### Dataset records:
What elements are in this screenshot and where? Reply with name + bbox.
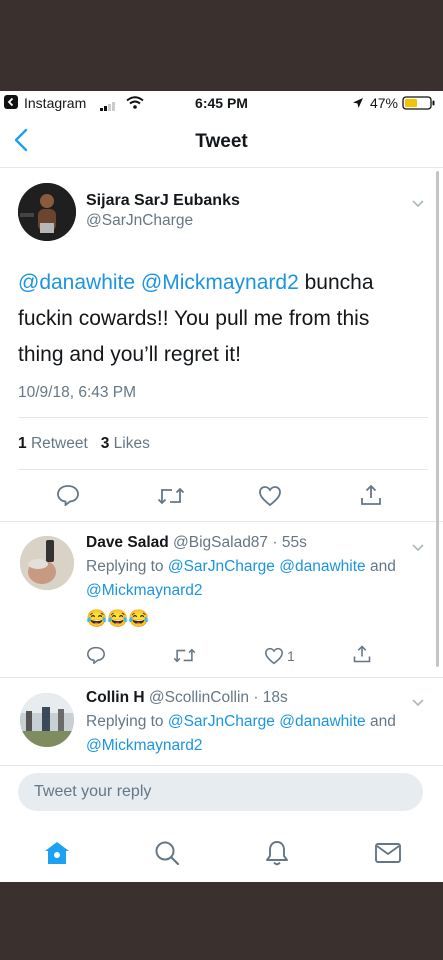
reply-reply-icon[interactable] bbox=[86, 646, 106, 669]
replying-to-mickmaynard2[interactable]: @Mickmaynard2 bbox=[86, 582, 203, 599]
mention-danawhite[interactable]: @danawhite bbox=[18, 271, 135, 294]
reply-like-heart-icon[interactable] bbox=[264, 647, 284, 670]
mail-icon[interactable] bbox=[374, 842, 402, 869]
author-avatar[interactable] bbox=[18, 183, 76, 241]
reply-icon[interactable] bbox=[56, 484, 80, 511]
replying-to-sarjncharge[interactable]: @SarJnCharge bbox=[168, 713, 275, 730]
share-icon[interactable] bbox=[359, 483, 383, 512]
replying-to-prefix: Replying to bbox=[86, 558, 168, 575]
reply-header: Collin H @ScollinCollin · 18s bbox=[86, 689, 288, 707]
divider bbox=[0, 521, 443, 522]
like-count[interactable]: 3 bbox=[101, 435, 110, 452]
page-title: Tweet bbox=[195, 131, 248, 152]
replying-to-mickmaynard2[interactable]: @Mickmaynard2 bbox=[86, 737, 203, 754]
replying-to-sarjncharge[interactable]: @SarJnCharge bbox=[168, 558, 275, 575]
reply-text: 😂😂😂 bbox=[86, 609, 150, 628]
reply-input[interactable]: Tweet your reply bbox=[18, 773, 423, 811]
replying-to-and: and bbox=[369, 713, 396, 730]
author-display-name[interactable]: Sijara SarJ Eubanks bbox=[86, 192, 240, 210]
reply-avatar[interactable] bbox=[20, 693, 74, 747]
home-icon[interactable] bbox=[43, 840, 71, 871]
divider bbox=[0, 765, 443, 766]
reply-handle-time: @BigSalad87 · 55s bbox=[173, 534, 307, 551]
tweet-stats: 1 Retweet 3 Likes bbox=[18, 435, 150, 453]
nav-bar: Tweet bbox=[0, 115, 443, 168]
reply-share-icon[interactable] bbox=[352, 644, 372, 669]
reply-author-name[interactable]: Dave Salad bbox=[86, 534, 169, 551]
replying-to-danawhite[interactable]: @danawhite bbox=[279, 558, 365, 575]
divider bbox=[18, 417, 428, 418]
bell-icon[interactable] bbox=[264, 839, 290, 872]
reply-handle-time: @ScollinCollin · 18s bbox=[148, 689, 288, 706]
mention-mickmaynard2[interactable]: @Mickmaynard2 bbox=[141, 271, 299, 294]
like-heart-icon[interactable] bbox=[258, 485, 282, 512]
tweet-timestamp: 10/9/18, 6:43 PM bbox=[18, 384, 137, 401]
retweet-icon[interactable] bbox=[157, 486, 185, 511]
author-handle[interactable]: @SarJnCharge bbox=[86, 212, 193, 230]
replying-to-danawhite[interactable]: @danawhite bbox=[279, 713, 365, 730]
reply-options-chevron-icon[interactable] bbox=[411, 540, 425, 558]
reply-author-name[interactable]: Collin H bbox=[86, 689, 145, 706]
divider bbox=[0, 677, 443, 678]
replying-to: Replying to @SarJnCharge @danawhite and … bbox=[86, 555, 406, 603]
replying-to-prefix: Replying to bbox=[86, 713, 168, 730]
tweet-text: @danawhite @Mickmaynard2 buncha fuckin c… bbox=[18, 265, 418, 373]
retweet-count[interactable]: 1 bbox=[18, 435, 27, 452]
reply-input-placeholder: Tweet your reply bbox=[34, 783, 152, 800]
retweet-label[interactable]: Retweet bbox=[31, 435, 88, 452]
tab-bar bbox=[0, 831, 443, 882]
like-label[interactable]: Likes bbox=[114, 435, 150, 452]
reply-retweet-icon[interactable] bbox=[173, 647, 196, 669]
divider bbox=[18, 469, 428, 470]
replying-to: Replying to @SarJnCharge @danawhite and … bbox=[86, 710, 406, 758]
twitter-screen: Instagram 6:45 PM 47% Tweet Sijara SarJ … bbox=[0, 91, 443, 882]
reply-header: Dave Salad @BigSalad87 · 55s bbox=[86, 534, 307, 552]
scrollbar[interactable] bbox=[436, 171, 439, 667]
status-bar: Instagram 6:45 PM 47% bbox=[0, 91, 443, 115]
battery-icon bbox=[402, 96, 436, 113]
reply-like-count: 1 bbox=[287, 648, 295, 664]
search-icon[interactable] bbox=[154, 840, 180, 871]
tweet-options-chevron-icon[interactable] bbox=[411, 196, 425, 214]
reply-options-chevron-icon[interactable] bbox=[411, 695, 425, 713]
location-arrow-icon bbox=[352, 96, 364, 112]
replying-to-and: and bbox=[369, 558, 396, 575]
battery-percent: 47% bbox=[369, 95, 398, 111]
reply-avatar[interactable] bbox=[20, 536, 74, 590]
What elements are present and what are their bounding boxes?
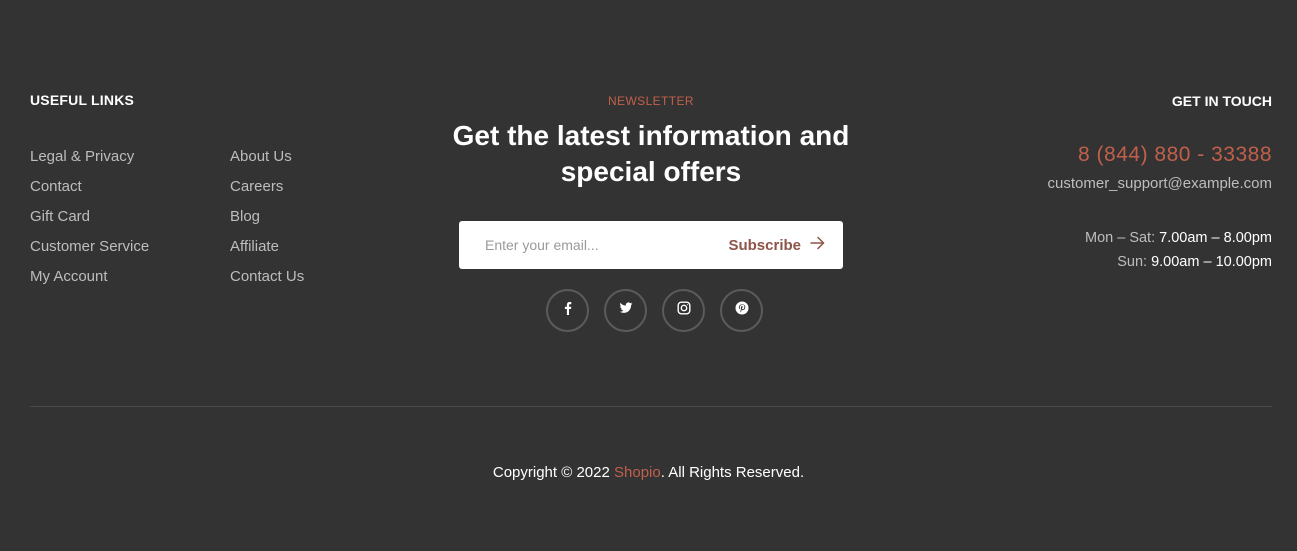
copyright-prefix: Copyright © 2022 [492, 464, 614, 481]
useful-links-column-1: Legal & Privacy Contact Gift Card Custom… [30, 147, 149, 297]
footer-link-careers[interactable]: Careers [230, 177, 304, 207]
hours-label: Sun: [1117, 254, 1152, 270]
footer-link-contact[interactable]: Contact [30, 177, 149, 207]
social-links [546, 289, 763, 332]
contact-phone[interactable]: 8 (844) 880 - 33388 [1048, 142, 1273, 168]
contact-section: GET IN TOUCH 8 (844) 880 - 33388 custome… [1048, 92, 1273, 274]
opening-hours: Mon – Sat: 7.00am – 8.00pm Sun: 9.00am –… [1048, 226, 1272, 274]
hours-value: 7.00am – 8.00pm [1159, 230, 1272, 246]
footer-link-about-us[interactable]: About Us [230, 147, 304, 177]
contact-email[interactable]: customer_support@example.com [1048, 173, 1273, 195]
footer-link-affiliate[interactable]: Affiliate [230, 237, 304, 267]
newsletter-section: NEWSLETTER Get the latest information an… [430, 92, 872, 332]
hours-label: Mon – Sat: [1084, 230, 1160, 246]
footer-divider [30, 406, 1272, 407]
hours-row: Sun: 9.00am – 10.00pm [1048, 250, 1272, 274]
copyright-text: Copyright © 2022 Shopio. All Rights Rese… [0, 463, 1297, 483]
subscribe-button[interactable]: Subscribe [718, 222, 843, 268]
pinterest-icon [735, 301, 749, 320]
footer-link-customer-service[interactable]: Customer Service [30, 237, 149, 267]
useful-links-title: USEFUL LINKS [30, 92, 135, 108]
subscribe-form: Subscribe [459, 221, 843, 269]
arrow-right-icon [810, 236, 825, 254]
footer-link-legal-privacy[interactable]: Legal & Privacy [30, 147, 149, 177]
copyright-suffix: . All Rights Reserved. [660, 464, 805, 481]
instagram-button[interactable] [662, 289, 705, 332]
brand-link[interactable]: Shopio [614, 464, 661, 481]
site-footer: USEFUL LINKS Legal & Privacy Contact Gif… [0, 0, 1297, 551]
twitter-button[interactable] [604, 289, 647, 332]
footer-link-gift-card[interactable]: Gift Card [30, 207, 149, 237]
facebook-button[interactable] [546, 289, 589, 332]
newsletter-eyebrow: NEWSLETTER [607, 94, 694, 108]
contact-title: GET IN TOUCH [1171, 93, 1272, 109]
twitter-icon [619, 301, 633, 320]
footer-link-contact-us[interactable]: Contact Us [230, 267, 304, 297]
useful-links-column-2: About Us Careers Blog Affiliate Contact … [230, 147, 304, 297]
hours-row: Mon – Sat: 7.00am – 8.00pm [1048, 226, 1272, 250]
subscribe-label: Subscribe [728, 236, 801, 254]
newsletter-title: Get the latest information and special o… [452, 120, 850, 187]
pinterest-button[interactable] [720, 289, 763, 332]
instagram-icon [677, 301, 691, 320]
email-input[interactable] [459, 222, 719, 268]
facebook-icon [561, 301, 575, 320]
hours-value: 9.00am – 10.00pm [1151, 254, 1272, 270]
footer-link-blog[interactable]: Blog [230, 207, 304, 237]
footer-link-my-account[interactable]: My Account [30, 267, 149, 297]
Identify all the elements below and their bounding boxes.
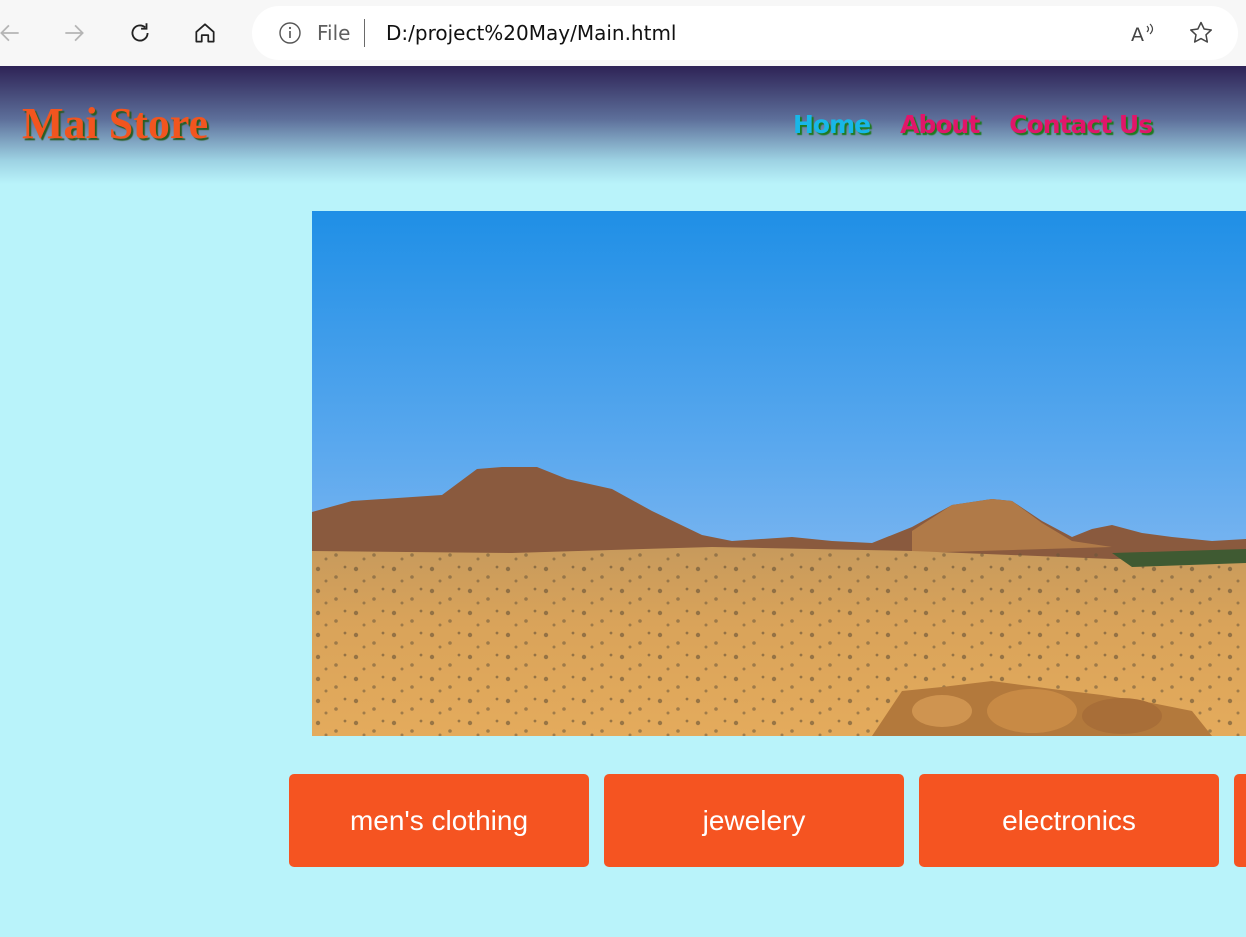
favorite-star-icon[interactable] <box>1187 19 1215 47</box>
desert-landscape-image <box>312 211 1246 736</box>
info-icon[interactable] <box>278 21 302 45</box>
nav-contact-link[interactable]: Contact Us <box>1009 110 1153 139</box>
nav-home-link[interactable]: Home <box>793 110 871 139</box>
refresh-button[interactable] <box>120 13 160 53</box>
read-aloud-icon[interactable]: A <box>1129 19 1157 47</box>
back-arrow-icon <box>0 24 19 42</box>
forward-button[interactable] <box>54 13 94 53</box>
back-button[interactable] <box>0 13 30 53</box>
site-header: Mai Store Home About Contact Us <box>0 66 1246 184</box>
svg-text:A: A <box>1131 24 1144 46</box>
browser-toolbar: File D:/project%20May/Main.html A <box>0 0 1246 67</box>
home-button[interactable] <box>185 13 225 53</box>
forward-arrow-icon <box>65 24 84 42</box>
address-bar[interactable]: File D:/project%20May/Main.html A <box>252 6 1238 60</box>
url-text[interactable]: D:/project%20May/Main.html <box>386 21 677 45</box>
category-button-electronics[interactable]: electronics <box>919 774 1219 867</box>
address-prefix: File <box>317 21 351 45</box>
home-icon <box>195 23 215 43</box>
nav-about-link[interactable]: About <box>900 110 980 139</box>
address-separator <box>364 19 365 47</box>
hero-image <box>312 211 1246 736</box>
main-nav: Home About Contact Us <box>793 110 1153 139</box>
category-button-mens-clothing[interactable]: men's clothing <box>289 774 589 867</box>
category-button-partial[interactable] <box>1234 774 1246 867</box>
refresh-icon <box>131 23 149 42</box>
brand-logo[interactable]: Mai Store <box>22 98 208 149</box>
category-button-jewelery[interactable]: jewelery <box>604 774 904 867</box>
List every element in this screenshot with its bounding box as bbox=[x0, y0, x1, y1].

### Objective:
Please transcribe the stretch of items from the line that contains "copyright-prefix: Copyright ©" through the line that contains "social-links [546, 289, 763, 332]", keeping each line exactly as it appears.

### Written answer:
copyright-prefix: Copyright © 2022 [492, 464, 614, 481]
useful-links-column-1: Legal & Privacy Contact Gift Card Custom… [30, 147, 149, 297]
footer-link-careers[interactable]: Careers [230, 177, 304, 207]
hours-label: Sun: [1117, 254, 1152, 270]
footer-link-contact[interactable]: Contact [30, 177, 149, 207]
social-links [546, 289, 763, 332]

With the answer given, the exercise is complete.